- [Task directions]: Copy out the data word for word, starting with its first line and ending with the line containing "column-header: Текущий статус bbox=[916, 486, 1025, 502]", both included.
** BEGIN Extracted material **
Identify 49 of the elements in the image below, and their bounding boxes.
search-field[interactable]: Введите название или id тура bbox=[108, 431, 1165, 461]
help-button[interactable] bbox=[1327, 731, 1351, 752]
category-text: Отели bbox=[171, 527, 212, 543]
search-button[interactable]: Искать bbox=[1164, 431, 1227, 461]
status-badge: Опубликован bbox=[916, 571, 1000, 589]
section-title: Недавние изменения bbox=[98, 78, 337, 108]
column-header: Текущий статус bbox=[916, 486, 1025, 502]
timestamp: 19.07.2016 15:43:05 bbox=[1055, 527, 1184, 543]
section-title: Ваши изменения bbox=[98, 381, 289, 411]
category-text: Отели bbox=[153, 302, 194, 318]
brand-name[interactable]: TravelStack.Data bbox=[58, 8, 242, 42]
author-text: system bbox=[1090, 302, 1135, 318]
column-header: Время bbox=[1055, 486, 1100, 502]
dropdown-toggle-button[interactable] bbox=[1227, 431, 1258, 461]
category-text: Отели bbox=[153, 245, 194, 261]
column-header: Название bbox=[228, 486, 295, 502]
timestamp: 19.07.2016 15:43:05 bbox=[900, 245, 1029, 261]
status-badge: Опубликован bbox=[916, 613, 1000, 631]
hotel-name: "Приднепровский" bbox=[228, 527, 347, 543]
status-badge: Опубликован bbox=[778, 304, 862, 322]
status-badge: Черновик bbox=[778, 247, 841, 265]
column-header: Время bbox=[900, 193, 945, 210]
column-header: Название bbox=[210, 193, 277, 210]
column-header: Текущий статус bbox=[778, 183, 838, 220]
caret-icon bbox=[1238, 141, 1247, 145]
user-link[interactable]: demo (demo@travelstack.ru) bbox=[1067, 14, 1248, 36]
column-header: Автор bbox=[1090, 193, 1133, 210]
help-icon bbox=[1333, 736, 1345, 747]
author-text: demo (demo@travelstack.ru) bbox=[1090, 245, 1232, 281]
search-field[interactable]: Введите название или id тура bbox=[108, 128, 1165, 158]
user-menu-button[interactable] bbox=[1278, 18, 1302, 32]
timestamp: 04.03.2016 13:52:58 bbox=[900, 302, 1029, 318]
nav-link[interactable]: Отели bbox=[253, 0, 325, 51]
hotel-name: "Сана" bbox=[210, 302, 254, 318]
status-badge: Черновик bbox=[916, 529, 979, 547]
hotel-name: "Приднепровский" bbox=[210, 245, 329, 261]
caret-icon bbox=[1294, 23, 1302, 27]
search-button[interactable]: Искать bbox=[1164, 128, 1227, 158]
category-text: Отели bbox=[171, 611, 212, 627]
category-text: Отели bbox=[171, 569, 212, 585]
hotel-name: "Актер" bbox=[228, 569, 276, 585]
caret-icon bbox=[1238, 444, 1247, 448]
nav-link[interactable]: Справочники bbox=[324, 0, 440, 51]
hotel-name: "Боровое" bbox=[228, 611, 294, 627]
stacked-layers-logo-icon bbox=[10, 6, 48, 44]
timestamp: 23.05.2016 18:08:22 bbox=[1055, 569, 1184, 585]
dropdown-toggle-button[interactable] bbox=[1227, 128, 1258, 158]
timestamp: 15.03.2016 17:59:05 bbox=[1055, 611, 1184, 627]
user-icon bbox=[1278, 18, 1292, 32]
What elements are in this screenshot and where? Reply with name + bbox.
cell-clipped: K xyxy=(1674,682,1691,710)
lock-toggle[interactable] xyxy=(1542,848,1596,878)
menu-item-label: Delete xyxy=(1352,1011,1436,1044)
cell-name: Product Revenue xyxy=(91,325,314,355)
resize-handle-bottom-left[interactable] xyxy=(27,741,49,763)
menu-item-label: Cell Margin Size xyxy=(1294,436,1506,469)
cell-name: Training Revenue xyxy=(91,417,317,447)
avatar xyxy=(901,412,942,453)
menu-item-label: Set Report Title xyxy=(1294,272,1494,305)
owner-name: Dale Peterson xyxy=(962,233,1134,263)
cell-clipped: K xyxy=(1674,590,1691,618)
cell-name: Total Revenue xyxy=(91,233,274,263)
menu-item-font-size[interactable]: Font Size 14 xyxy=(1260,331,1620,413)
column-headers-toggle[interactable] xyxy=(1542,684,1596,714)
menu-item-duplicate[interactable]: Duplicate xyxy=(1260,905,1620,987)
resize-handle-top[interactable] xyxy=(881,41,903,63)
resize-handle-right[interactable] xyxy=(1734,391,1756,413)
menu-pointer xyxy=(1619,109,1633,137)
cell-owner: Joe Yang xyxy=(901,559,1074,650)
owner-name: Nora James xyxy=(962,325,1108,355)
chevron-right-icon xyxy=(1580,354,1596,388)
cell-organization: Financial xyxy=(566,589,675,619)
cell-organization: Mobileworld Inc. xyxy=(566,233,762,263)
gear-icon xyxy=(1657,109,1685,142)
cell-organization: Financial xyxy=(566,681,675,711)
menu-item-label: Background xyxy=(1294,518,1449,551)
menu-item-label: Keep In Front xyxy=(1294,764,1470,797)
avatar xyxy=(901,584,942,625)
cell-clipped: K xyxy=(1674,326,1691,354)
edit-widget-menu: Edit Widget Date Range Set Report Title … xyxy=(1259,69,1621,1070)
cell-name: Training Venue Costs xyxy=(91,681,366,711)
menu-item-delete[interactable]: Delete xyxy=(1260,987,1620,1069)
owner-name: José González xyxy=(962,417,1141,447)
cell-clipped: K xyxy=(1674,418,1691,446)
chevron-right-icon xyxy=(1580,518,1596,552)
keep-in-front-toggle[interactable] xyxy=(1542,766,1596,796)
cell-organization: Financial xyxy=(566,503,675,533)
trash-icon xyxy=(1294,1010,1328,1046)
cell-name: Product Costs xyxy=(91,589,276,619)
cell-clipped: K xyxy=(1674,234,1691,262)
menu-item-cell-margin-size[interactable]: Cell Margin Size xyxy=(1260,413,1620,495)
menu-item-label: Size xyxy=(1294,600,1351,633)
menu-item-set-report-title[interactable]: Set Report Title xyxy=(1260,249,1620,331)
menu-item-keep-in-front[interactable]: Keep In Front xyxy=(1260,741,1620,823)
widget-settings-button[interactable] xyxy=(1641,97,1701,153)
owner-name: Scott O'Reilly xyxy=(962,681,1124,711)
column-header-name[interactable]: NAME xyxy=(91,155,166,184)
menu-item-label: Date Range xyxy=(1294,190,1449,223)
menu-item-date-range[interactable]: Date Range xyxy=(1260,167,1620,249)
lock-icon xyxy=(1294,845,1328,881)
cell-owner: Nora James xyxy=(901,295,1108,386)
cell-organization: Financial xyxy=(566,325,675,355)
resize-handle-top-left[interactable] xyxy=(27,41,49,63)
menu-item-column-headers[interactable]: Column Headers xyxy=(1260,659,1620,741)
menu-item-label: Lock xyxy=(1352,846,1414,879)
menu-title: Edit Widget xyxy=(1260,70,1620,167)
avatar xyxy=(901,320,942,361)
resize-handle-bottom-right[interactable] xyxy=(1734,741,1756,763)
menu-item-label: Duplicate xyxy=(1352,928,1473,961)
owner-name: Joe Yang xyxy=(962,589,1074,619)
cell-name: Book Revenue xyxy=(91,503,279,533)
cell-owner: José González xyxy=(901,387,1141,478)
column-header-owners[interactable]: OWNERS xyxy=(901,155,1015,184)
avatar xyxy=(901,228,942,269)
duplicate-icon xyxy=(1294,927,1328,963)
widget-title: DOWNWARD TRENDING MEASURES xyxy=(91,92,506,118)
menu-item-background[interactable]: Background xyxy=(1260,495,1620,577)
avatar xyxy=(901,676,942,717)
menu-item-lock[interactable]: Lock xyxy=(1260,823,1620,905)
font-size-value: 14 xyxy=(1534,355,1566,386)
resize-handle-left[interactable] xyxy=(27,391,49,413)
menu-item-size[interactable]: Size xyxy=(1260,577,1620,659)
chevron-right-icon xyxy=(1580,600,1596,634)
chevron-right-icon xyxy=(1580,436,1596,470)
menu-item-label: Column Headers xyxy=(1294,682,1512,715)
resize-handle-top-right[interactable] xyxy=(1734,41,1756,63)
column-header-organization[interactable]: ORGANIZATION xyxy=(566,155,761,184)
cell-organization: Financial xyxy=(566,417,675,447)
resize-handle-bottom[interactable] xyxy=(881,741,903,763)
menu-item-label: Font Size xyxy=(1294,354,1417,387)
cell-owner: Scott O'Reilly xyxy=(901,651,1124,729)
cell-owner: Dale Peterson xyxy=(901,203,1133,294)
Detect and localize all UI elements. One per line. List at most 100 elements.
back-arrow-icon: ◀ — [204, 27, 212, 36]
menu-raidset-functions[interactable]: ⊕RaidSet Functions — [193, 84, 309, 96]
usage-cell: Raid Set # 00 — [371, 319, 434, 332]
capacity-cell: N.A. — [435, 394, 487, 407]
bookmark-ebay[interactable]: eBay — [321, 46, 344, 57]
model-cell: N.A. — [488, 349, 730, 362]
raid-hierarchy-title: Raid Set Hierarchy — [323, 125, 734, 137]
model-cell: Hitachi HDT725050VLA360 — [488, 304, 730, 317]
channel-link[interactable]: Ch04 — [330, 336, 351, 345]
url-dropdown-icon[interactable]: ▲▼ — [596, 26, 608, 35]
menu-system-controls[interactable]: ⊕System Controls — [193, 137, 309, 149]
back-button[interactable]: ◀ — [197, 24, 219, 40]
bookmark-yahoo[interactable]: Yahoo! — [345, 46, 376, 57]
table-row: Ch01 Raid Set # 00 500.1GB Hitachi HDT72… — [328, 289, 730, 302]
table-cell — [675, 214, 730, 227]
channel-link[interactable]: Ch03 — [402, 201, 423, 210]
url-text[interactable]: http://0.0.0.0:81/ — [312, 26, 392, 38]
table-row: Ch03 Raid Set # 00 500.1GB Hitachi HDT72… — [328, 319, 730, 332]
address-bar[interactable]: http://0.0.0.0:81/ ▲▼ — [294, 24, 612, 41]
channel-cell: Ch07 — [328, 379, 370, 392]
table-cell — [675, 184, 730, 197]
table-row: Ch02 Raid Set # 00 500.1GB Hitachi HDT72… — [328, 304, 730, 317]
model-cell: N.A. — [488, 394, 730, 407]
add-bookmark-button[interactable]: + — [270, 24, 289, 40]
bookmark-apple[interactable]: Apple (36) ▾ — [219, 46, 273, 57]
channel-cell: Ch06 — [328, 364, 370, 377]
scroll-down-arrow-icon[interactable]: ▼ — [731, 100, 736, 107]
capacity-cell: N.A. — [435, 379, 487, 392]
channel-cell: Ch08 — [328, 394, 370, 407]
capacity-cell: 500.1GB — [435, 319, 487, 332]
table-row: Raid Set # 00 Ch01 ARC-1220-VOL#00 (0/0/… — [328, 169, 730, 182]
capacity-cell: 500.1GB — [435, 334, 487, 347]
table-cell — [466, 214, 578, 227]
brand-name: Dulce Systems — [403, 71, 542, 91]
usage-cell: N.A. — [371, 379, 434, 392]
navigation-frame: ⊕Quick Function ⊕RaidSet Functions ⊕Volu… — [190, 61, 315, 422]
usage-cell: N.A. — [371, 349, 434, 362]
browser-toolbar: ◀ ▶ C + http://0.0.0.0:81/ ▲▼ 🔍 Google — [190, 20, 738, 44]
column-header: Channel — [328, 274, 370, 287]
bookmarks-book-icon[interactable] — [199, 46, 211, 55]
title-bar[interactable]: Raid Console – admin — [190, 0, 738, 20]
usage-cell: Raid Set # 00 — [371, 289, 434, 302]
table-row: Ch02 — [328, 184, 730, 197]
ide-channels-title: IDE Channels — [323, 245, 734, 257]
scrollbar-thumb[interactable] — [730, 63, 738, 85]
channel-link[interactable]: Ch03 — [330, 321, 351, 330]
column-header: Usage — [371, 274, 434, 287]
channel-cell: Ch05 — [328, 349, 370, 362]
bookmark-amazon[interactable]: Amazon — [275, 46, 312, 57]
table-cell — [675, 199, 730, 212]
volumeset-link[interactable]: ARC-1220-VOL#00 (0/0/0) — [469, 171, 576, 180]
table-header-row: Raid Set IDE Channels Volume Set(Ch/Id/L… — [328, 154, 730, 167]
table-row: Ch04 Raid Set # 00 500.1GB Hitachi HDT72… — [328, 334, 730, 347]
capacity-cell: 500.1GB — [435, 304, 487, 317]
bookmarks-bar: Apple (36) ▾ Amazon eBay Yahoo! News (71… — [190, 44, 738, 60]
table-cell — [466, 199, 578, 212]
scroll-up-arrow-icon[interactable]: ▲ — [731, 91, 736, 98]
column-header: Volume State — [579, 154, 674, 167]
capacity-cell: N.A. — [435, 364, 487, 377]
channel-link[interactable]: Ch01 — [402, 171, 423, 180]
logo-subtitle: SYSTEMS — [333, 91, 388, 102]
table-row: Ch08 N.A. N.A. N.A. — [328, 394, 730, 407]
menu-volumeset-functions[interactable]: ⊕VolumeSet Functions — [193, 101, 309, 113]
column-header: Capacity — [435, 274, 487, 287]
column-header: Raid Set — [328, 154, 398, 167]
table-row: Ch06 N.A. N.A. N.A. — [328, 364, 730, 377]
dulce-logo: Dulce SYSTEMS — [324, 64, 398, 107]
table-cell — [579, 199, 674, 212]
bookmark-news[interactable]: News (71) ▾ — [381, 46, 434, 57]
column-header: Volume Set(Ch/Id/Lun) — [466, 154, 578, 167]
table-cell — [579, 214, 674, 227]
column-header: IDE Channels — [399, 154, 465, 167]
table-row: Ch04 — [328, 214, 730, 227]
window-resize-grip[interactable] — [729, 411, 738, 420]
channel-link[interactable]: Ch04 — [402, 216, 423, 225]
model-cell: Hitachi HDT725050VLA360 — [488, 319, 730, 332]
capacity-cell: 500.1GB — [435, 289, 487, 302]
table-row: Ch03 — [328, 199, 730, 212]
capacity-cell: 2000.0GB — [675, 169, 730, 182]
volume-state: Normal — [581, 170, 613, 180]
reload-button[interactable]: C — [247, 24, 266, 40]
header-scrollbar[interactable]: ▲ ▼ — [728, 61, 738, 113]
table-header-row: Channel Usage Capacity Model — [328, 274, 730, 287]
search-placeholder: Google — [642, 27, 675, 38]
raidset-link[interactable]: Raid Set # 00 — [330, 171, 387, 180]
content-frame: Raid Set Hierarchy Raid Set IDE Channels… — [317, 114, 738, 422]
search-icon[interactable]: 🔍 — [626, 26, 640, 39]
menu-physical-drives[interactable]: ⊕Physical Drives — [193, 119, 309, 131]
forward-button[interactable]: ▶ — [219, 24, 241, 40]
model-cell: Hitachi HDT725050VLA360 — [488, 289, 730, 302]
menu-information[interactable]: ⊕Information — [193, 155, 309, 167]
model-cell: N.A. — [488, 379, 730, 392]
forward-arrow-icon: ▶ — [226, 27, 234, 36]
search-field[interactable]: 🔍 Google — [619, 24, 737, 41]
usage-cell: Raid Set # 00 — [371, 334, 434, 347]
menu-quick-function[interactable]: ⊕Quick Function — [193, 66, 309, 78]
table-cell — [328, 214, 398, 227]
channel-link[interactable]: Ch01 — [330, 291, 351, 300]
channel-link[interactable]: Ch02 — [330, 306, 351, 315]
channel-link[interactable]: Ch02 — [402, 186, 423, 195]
** END Extracted material **
- [Solution for this task]:
Identify 49 of the elements in the image below, and their bounding boxes.
search-field[interactable]: Введите название или id тура bbox=[108, 431, 1165, 461]
help-button[interactable] bbox=[1327, 731, 1351, 752]
category-text: Отели bbox=[171, 527, 212, 543]
search-button[interactable]: Искать bbox=[1164, 431, 1227, 461]
status-badge: Опубликован bbox=[916, 571, 1000, 589]
section-title: Недавние изменения bbox=[98, 78, 337, 108]
column-header: Текущий статус bbox=[916, 486, 1025, 502]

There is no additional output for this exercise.